(TASK PROMPT): Check each line of the records for "data"; collect those that have it.
━━━━━━━━━━━━━━━━
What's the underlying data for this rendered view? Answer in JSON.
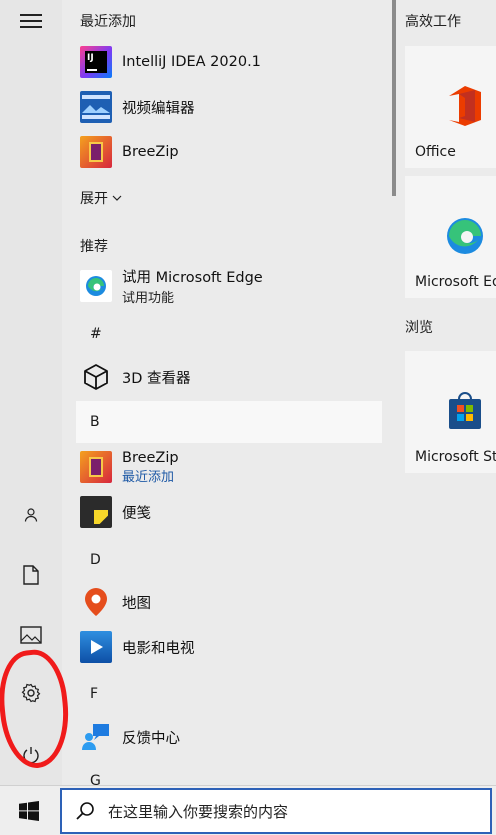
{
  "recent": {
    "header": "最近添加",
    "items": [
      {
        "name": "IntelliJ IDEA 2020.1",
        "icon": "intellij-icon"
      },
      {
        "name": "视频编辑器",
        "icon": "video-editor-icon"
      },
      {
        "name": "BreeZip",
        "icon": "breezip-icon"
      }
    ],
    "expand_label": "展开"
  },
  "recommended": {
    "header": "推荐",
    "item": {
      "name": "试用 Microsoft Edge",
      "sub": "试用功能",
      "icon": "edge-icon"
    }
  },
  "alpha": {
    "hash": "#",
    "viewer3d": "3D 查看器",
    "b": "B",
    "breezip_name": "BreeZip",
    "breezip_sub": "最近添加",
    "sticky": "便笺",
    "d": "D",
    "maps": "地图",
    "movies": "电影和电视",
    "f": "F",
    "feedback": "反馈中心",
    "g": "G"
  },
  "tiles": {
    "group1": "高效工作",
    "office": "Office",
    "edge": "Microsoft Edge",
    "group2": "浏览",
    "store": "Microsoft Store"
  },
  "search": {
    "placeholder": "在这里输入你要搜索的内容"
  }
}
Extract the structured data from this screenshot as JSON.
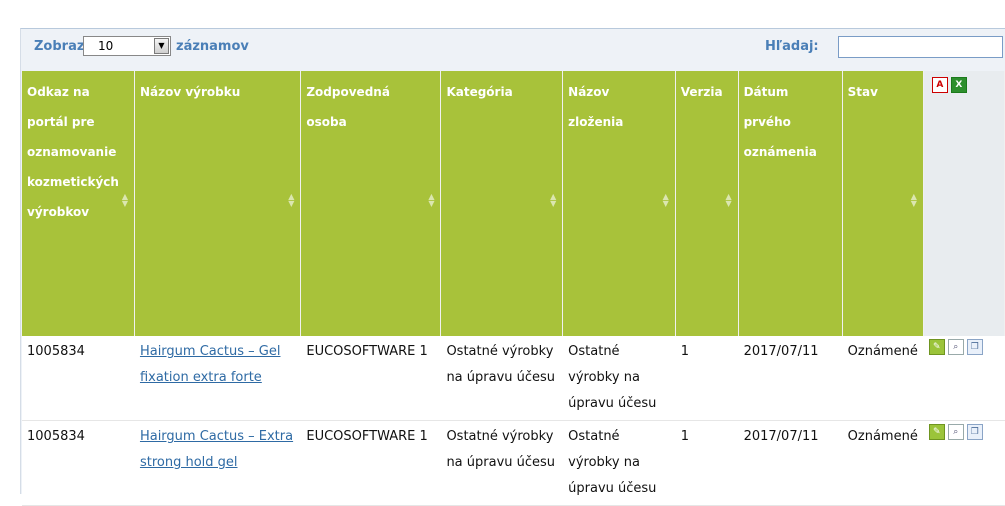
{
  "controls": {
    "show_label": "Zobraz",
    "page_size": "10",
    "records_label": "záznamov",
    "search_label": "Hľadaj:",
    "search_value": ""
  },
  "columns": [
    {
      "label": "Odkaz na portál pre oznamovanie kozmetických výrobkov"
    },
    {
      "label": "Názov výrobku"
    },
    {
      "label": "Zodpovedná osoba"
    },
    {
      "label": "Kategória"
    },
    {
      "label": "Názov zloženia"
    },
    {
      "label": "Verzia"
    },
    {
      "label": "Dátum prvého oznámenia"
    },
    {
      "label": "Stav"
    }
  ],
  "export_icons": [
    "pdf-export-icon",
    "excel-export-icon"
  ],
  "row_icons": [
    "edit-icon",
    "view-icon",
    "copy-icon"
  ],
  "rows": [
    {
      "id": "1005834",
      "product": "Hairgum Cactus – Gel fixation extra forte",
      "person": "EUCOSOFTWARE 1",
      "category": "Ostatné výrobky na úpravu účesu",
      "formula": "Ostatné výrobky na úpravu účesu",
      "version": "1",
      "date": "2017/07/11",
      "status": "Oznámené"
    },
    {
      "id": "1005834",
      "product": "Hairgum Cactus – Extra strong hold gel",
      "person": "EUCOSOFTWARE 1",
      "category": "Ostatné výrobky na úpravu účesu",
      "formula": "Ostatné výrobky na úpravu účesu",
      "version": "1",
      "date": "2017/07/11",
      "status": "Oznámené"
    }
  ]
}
━━━━━━━━━━━━━━━━
(WRITTEN ANSWER):
What's the underlying data for this rendered view? Answer in JSON.
Extract the structured data from this screenshot as JSON.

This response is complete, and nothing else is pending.